#### Extracted data:
========================================

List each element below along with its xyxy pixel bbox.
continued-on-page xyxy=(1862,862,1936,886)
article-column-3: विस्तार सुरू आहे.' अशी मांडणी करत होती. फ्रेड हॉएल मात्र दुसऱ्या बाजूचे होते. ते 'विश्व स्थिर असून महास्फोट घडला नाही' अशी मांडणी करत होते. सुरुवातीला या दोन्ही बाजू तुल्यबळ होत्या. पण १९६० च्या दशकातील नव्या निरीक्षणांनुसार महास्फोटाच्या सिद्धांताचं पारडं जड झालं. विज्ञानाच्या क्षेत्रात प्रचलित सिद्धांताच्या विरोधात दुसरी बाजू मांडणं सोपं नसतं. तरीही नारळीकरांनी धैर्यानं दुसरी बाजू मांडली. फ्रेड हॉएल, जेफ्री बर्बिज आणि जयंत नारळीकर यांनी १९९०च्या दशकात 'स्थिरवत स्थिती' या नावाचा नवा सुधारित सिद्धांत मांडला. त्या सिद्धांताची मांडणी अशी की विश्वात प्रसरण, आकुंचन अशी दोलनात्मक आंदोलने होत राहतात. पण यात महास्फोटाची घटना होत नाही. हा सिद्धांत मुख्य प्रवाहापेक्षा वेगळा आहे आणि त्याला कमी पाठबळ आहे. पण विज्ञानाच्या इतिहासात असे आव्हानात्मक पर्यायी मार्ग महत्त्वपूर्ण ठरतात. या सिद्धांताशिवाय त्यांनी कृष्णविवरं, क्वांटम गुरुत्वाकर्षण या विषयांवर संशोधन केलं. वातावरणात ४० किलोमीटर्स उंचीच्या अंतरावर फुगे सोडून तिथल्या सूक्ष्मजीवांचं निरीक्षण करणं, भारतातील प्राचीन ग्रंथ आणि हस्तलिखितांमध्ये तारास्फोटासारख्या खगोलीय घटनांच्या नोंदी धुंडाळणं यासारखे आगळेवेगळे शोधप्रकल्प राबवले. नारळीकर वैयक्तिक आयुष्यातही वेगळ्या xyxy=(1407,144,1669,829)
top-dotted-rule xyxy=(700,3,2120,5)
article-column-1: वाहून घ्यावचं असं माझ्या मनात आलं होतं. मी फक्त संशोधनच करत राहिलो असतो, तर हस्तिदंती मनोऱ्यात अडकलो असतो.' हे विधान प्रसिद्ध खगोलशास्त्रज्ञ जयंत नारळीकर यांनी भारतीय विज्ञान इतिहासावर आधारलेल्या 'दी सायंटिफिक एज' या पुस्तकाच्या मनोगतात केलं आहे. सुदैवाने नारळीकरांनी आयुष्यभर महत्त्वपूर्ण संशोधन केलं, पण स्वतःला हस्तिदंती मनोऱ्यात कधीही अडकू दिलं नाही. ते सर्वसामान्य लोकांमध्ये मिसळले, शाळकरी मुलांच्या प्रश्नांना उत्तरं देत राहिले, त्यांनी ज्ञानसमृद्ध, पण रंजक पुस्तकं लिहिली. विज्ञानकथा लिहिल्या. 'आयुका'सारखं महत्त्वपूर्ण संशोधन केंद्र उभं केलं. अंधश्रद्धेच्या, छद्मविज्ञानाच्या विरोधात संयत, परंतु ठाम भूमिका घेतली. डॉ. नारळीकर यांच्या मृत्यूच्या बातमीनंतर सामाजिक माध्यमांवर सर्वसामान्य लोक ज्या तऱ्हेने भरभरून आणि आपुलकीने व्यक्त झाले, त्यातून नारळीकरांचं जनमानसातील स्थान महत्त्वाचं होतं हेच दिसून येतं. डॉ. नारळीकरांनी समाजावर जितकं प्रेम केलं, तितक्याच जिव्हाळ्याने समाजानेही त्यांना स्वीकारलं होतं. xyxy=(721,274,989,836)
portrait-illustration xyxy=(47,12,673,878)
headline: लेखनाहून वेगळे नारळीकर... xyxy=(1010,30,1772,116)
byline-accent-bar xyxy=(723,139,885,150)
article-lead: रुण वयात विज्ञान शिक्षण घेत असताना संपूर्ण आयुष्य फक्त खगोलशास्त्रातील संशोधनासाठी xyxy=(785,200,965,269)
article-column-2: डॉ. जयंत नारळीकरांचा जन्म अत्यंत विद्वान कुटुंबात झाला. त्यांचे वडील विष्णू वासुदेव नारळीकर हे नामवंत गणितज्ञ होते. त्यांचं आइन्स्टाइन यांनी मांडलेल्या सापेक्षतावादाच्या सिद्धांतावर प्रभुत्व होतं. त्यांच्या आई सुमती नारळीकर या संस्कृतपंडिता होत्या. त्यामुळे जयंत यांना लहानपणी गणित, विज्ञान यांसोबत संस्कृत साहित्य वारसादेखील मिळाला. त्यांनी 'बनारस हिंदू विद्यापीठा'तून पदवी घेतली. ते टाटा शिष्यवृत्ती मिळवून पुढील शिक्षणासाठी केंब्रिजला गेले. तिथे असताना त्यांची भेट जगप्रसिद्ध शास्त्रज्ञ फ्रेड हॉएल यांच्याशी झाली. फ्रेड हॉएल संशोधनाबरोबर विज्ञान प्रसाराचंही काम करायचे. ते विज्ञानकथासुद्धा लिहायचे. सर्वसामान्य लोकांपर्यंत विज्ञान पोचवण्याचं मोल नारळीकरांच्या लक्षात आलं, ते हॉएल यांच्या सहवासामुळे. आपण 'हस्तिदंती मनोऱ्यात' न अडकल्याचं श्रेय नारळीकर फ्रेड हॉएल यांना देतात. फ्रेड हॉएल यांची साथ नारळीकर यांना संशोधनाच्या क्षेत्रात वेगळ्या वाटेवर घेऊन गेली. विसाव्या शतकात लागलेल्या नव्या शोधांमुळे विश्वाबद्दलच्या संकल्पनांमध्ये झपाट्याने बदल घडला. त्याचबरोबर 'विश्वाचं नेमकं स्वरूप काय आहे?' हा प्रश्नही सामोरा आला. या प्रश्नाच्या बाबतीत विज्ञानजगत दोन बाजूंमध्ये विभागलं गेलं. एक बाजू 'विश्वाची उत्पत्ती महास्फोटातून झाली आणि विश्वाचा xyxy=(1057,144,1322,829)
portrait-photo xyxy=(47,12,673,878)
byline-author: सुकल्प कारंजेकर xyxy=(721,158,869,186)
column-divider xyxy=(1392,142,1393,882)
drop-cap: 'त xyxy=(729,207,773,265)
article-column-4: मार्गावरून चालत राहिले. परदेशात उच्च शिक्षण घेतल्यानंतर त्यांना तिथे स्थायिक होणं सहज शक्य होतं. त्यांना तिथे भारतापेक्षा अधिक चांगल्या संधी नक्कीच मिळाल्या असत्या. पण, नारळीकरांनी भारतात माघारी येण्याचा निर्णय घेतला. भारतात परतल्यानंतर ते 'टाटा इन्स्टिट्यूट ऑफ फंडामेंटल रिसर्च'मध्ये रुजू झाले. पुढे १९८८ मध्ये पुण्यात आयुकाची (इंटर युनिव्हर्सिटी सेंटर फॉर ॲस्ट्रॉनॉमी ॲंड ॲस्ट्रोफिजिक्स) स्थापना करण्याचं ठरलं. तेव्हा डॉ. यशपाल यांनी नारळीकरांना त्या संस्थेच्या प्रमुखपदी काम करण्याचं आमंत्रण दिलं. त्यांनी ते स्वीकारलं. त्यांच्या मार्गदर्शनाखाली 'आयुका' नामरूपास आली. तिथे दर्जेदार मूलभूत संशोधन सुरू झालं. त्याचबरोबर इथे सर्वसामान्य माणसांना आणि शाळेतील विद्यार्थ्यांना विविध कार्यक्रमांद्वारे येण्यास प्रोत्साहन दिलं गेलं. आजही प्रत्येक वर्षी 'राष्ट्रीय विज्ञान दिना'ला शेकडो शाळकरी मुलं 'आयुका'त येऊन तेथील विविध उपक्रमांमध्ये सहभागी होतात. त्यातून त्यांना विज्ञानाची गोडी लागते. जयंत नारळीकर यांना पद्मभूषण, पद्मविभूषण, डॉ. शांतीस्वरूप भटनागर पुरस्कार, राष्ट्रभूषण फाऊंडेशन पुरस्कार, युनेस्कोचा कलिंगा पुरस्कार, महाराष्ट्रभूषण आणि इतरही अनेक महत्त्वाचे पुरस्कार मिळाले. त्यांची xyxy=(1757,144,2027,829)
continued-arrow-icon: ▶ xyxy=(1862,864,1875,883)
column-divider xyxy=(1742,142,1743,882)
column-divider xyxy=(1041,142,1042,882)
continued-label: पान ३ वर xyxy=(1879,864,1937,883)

========================================

#### Task to complete:
From the start of the entries through the line containing "continued-on-page xyxy=(1862,862,1936,886)", give those lines as a numbered list, leaving out blank lines.

#### Task output:
1. List each element below along with its xyxy pixel bbox.
2. continued-on-page xyxy=(1862,862,1936,886)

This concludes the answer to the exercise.